### Record set:
# # # # # # #

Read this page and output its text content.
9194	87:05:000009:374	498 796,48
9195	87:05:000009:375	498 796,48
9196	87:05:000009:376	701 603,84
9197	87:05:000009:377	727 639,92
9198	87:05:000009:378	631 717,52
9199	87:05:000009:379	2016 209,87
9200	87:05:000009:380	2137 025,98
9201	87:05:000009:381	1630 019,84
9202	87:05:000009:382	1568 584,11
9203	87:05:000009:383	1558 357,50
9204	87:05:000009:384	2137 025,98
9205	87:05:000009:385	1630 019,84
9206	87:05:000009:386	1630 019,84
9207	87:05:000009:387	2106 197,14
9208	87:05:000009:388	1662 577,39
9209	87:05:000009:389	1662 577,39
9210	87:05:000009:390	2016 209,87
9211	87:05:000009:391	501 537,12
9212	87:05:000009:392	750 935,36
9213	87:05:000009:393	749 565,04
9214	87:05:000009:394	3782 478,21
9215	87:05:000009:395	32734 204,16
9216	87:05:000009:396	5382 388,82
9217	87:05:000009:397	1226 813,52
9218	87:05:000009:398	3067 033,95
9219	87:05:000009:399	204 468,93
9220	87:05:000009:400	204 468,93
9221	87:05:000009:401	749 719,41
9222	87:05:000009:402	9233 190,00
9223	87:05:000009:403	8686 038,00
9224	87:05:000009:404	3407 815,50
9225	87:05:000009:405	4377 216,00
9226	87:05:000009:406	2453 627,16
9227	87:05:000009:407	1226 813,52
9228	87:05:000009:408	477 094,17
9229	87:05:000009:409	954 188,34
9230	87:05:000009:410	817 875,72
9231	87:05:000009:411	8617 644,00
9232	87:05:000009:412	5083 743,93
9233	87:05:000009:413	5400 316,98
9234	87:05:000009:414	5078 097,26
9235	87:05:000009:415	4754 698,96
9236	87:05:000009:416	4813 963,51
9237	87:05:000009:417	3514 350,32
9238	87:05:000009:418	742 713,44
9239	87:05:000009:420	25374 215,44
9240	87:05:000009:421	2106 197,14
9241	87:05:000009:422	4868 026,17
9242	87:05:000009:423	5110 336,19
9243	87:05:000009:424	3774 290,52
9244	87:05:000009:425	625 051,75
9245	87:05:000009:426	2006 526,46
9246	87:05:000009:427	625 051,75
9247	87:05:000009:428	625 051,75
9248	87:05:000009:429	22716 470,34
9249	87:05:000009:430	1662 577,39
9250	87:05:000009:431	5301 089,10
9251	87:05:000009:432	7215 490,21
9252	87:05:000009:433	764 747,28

# # # # # # #

Set down the listing in full, keeping every word exactly as it is.

Read this page and output its text content.
9194	87:05:000009:374	498 796,48
9195	87:05:000009:375	498 796,48
9196	87:05:000009:376	701 603,84
9197	87:05:000009:377	727 639,92
9198	87:05:000009:378	631 717,52
9199	87:05:000009:379	2016 209,87
9200	87:05:000009:380	2137 025,98
9201	87:05:000009:381	1630 019,84
9202	87:05:000009:382	1568 584,11
9203	87:05:000009:383	1558 357,50
9204	87:05:000009:384	2137 025,98
9205	87:05:000009:385	1630 019,84
9206	87:05:000009:386	1630 019,84
9207	87:05:000009:387	2106 197,14
9208	87:05:000009:388	1662 577,39
9209	87:05:000009:389	1662 577,39
9210	87:05:000009:390	2016 209,87
9211	87:05:000009:391	501 537,12
9212	87:05:000009:392	750 935,36
9213	87:05:000009:393	749 565,04
9214	87:05:000009:394	3782 478,21
9215	87:05:000009:395	32734 204,16
9216	87:05:000009:396	5382 388,82
9217	87:05:000009:397	1226 813,52
9218	87:05:000009:398	3067 033,95
9219	87:05:000009:399	204 468,93
9220	87:05:000009:400	204 468,93
9221	87:05:000009:401	749 719,41
9222	87:05:000009:402	9233 190,00
9223	87:05:000009:403	8686 038,00
9224	87:05:000009:404	3407 815,50
9225	87:05:000009:405	4377 216,00
9226	87:05:000009:406	2453 627,16
9227	87:05:000009:407	1226 813,52
9228	87:05:000009:408	477 094,17
9229	87:05:000009:409	954 188,34
9230	87:05:000009:410	817 875,72
9231	87:05:000009:411	8617 644,00
9232	87:05:000009:412	5083 743,93
9233	87:05:000009:413	5400 316,98
9234	87:05:000009:414	5078 097,26
9235	87:05:000009:415	4754 698,96
9236	87:05:000009:416	4813 963,51
9237	87:05:000009:417	3514 350,32
9238	87:05:000009:418	742 713,44
9239	87:05:000009:420	25374 215,44
9240	87:05:000009:421	2106 197,14
9241	87:05:000009:422	4868 026,17
9242	87:05:000009:423	5110 336,19
9243	87:05:000009:424	3774 290,52
9244	87:05:000009:425	625 051,75
9245	87:05:000009:426	2006 526,46
9246	87:05:000009:427	625 051,75
9247	87:05:000009:428	625 051,75
9248	87:05:000009:429	22716 470,34
9249	87:05:000009:430	1662 577,39
9250	87:05:000009:431	5301 089,10
9251	87:05:000009:432	7215 490,21
9252	87:05:000009:433	764 747,28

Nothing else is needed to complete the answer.